- What the exercise asks:
Format every line of the records below as a JSON list of strings, one string per line, skipping blank lines. Omit the pictures.

----- Information provided -----

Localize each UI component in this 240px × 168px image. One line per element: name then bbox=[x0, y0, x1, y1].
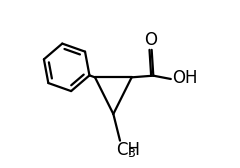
Text: CH: CH bbox=[116, 141, 140, 159]
Text: O: O bbox=[144, 31, 157, 49]
Text: OH: OH bbox=[172, 69, 197, 87]
Text: 3: 3 bbox=[127, 147, 135, 160]
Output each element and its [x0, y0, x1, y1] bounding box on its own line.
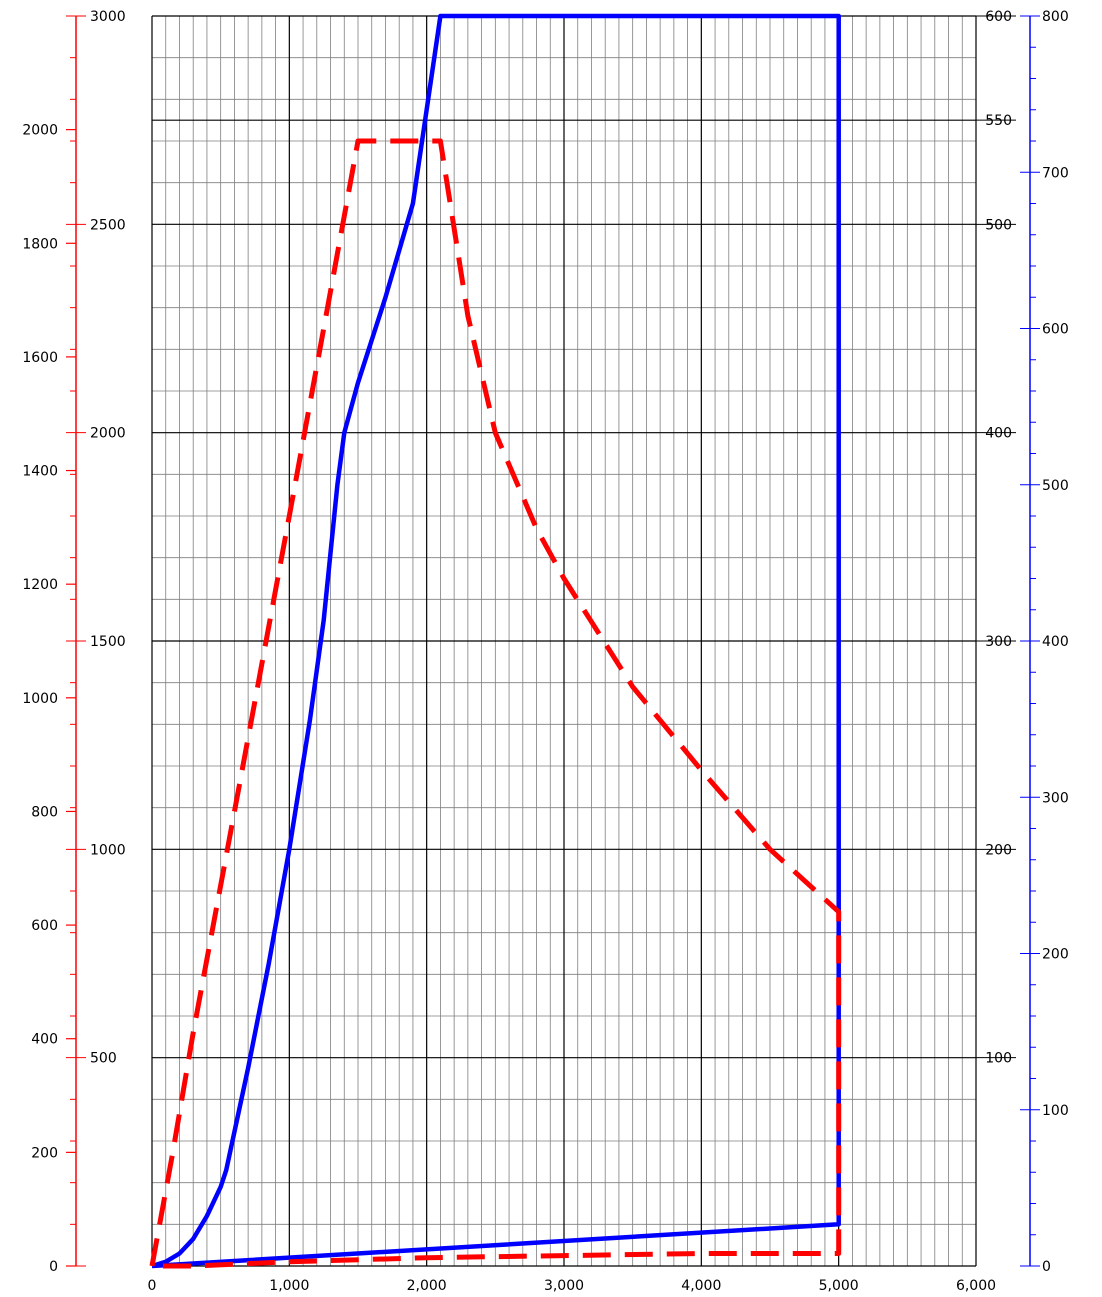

-----

- Expected output:
[
  "Localize each UI component in this 240px × 168px image. One line per element: name then bbox=[x0, y0, x1, y1].",
  "Text: CH: CH bbox=[116, 141, 140, 159]",
  "Text: O: O bbox=[144, 31, 157, 49]",
  "Text: OH: OH bbox=[172, 69, 197, 87]",
  "Text: 3: 3 bbox=[127, 147, 135, 160]",
  "Output each element and its [x0, y0, x1, y1] bounding box on its own line."
]